→ **Exercise description**: Please give the listing again, word for word, with nothing left out.

Saved data entries

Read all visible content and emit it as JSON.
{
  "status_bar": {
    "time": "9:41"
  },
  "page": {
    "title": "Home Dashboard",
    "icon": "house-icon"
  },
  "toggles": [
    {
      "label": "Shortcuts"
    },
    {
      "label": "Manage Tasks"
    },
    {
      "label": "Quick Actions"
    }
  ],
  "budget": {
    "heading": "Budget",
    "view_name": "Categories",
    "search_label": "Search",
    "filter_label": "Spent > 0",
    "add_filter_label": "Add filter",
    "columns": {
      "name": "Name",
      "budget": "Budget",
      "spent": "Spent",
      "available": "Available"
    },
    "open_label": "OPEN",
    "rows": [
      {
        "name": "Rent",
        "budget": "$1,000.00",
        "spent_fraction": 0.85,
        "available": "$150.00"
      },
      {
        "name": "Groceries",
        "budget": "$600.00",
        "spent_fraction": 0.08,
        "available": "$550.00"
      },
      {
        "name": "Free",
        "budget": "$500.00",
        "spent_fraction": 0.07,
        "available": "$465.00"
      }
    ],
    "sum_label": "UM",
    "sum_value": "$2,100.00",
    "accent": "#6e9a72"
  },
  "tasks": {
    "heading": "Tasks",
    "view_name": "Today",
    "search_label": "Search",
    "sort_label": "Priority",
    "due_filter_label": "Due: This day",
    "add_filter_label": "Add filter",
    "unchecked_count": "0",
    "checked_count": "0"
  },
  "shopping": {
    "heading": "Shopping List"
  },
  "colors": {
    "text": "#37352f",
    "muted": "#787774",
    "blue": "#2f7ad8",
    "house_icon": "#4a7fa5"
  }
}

→ **Exercise answer**:
Read all visible content and emit it as JSON.
{
  "status_bar": {
    "time": "9:41"
  },
  "page": {
    "title": "Home Dashboard",
    "icon": "house-icon"
  },
  "toggles": [
    {
      "label": "Shortcuts"
    },
    {
      "label": "Manage Tasks"
    },
    {
      "label": "Quick Actions"
    }
  ],
  "budget": {
    "heading": "Budget",
    "view_name": "Categories",
    "search_label": "Search",
    "filter_label": "Spent > 0",
    "add_filter_label": "Add filter",
    "columns": {
      "name": "Name",
      "budget": "Budget",
      "spent": "Spent",
      "available": "Available"
    },
    "open_label": "OPEN",
    "rows": [
      {
        "name": "Rent",
        "budget": "$1,000.00",
        "spent_fraction": 0.85,
        "available": "$150.00"
      },
      {
        "name": "Groceries",
        "budget": "$600.00",
        "spent_fraction": 0.08,
        "available": "$550.00"
      },
      {
        "name": "Free",
        "budget": "$500.00",
        "spent_fraction": 0.07,
        "available": "$465.00"
      }
    ],
    "sum_label": "UM",
    "sum_value": "$2,100.00",
    "accent": "#6e9a72"
  },
  "tasks": {
    "heading": "Tasks",
    "view_name": "Today",
    "search_label": "Search",
    "sort_label": "Priority",
    "due_filter_label": "Due: This day",
    "add_filter_label": "Add filter",
    "unchecked_count": "0",
    "checked_count": "0"
  },
  "shopping": {
    "heading": "Shopping List"
  },
  "colors": {
    "text": "#37352f",
    "muted": "#787774",
    "blue": "#2f7ad8",
    "house_icon": "#4a7fa5"
  }
}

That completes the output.